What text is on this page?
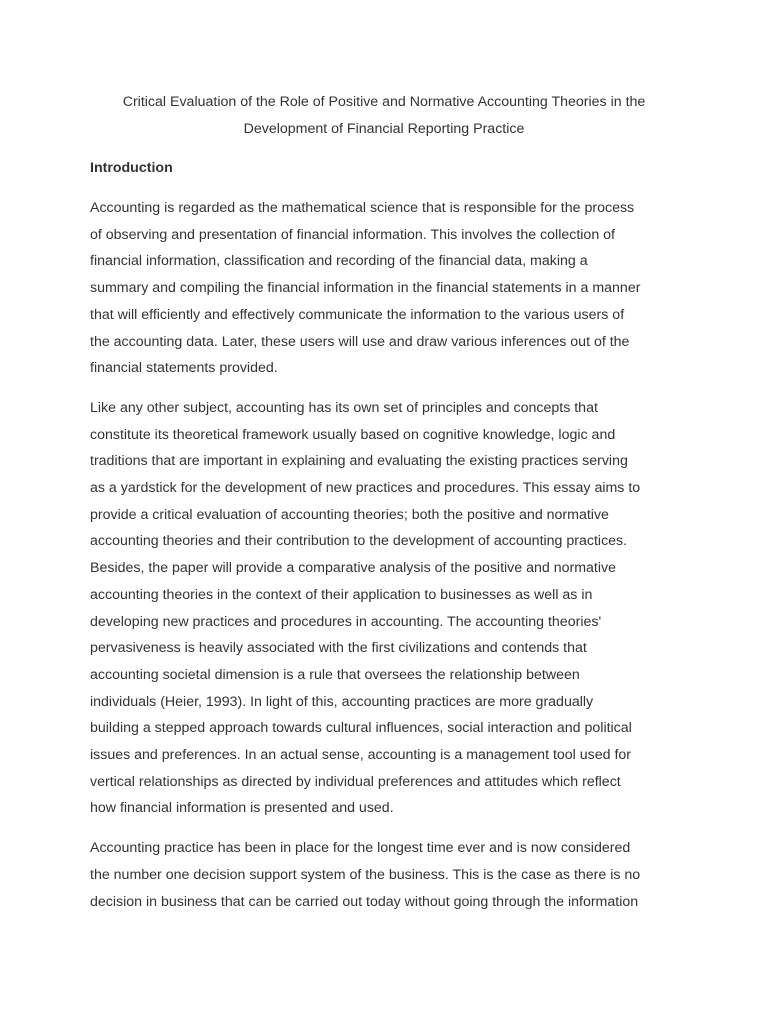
Critical Evaluation of the Role of Positive and Normative Accounting Theories in the
Development of Financial Reporting Practice
Introduction

Accounting is regarded as the mathematical science that is responsible for the process
of observing and presentation of financial information. This involves the collection of
financial information, classification and recording of the financial data, making a
summary and compiling the financial information in the financial statements in a manner
that will efficiently and effectively communicate the information to the various users of
the accounting data. Later, these users will use and draw various inferences out of the
financial statements provided.

Like any other subject, accounting has its own set of principles and concepts that
constitute its theoretical framework usually based on cognitive knowledge, logic and
traditions that are important in explaining and evaluating the existing practices serving
as a yardstick for the development of new practices and procedures. This essay aims to
provide a critical evaluation of accounting theories; both the positive and normative
accounting theories and their contribution to the development of accounting practices.
Besides, the paper will provide a comparative analysis of the positive and normative
accounting theories in the context of their application to businesses as well as in
developing new practices and procedures in accounting. The accounting theories'
pervasiveness is heavily associated with the first civilizations and contends that
accounting societal dimension is a rule that oversees the relationship between
individuals (Heier, 1993). In light of this, accounting practices are more gradually
building a stepped approach towards cultural influences, social interaction and political
issues and preferences. In an actual sense, accounting is a management tool used for
vertical relationships as directed by individual preferences and attitudes which reflect
how financial information is presented and used.

Accounting practice has been in place for the longest time ever and is now considered
the number one decision support system of the business. This is the case as there is no
decision in business that can be carried out today without going through the information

▶ _YOUR GOAL_:
Copy all the entries word for word. Omit any pictures.

▶ _PROBLEM SOLUTION_:
What text is on this page?
Critical Evaluation of the Role of Positive and Normative Accounting Theories in the
Development of Financial Reporting Practice
Introduction

Accounting is regarded as the mathematical science that is responsible for the process
of observing and presentation of financial information. This involves the collection of
financial information, classification and recording of the financial data, making a
summary and compiling the financial information in the financial statements in a manner
that will efficiently and effectively communicate the information to the various users of
the accounting data. Later, these users will use and draw various inferences out of the
financial statements provided.

Like any other subject, accounting has its own set of principles and concepts that
constitute its theoretical framework usually based on cognitive knowledge, logic and
traditions that are important in explaining and evaluating the existing practices serving
as a yardstick for the development of new practices and procedures. This essay aims to
provide a critical evaluation of accounting theories; both the positive and normative
accounting theories and their contribution to the development of accounting practices.
Besides, the paper will provide a comparative analysis of the positive and normative
accounting theories in the context of their application to businesses as well as in
developing new practices and procedures in accounting. The accounting theories'
pervasiveness is heavily associated with the first civilizations and contends that
accounting societal dimension is a rule that oversees the relationship between
individuals (Heier, 1993). In light of this, accounting practices are more gradually
building a stepped approach towards cultural influences, social interaction and political
issues and preferences. In an actual sense, accounting is a management tool used for
vertical relationships as directed by individual preferences and attitudes which reflect
how financial information is presented and used.

Accounting practice has been in place for the longest time ever and is now considered
the number one decision support system of the business. This is the case as there is no
decision in business that can be carried out today without going through the information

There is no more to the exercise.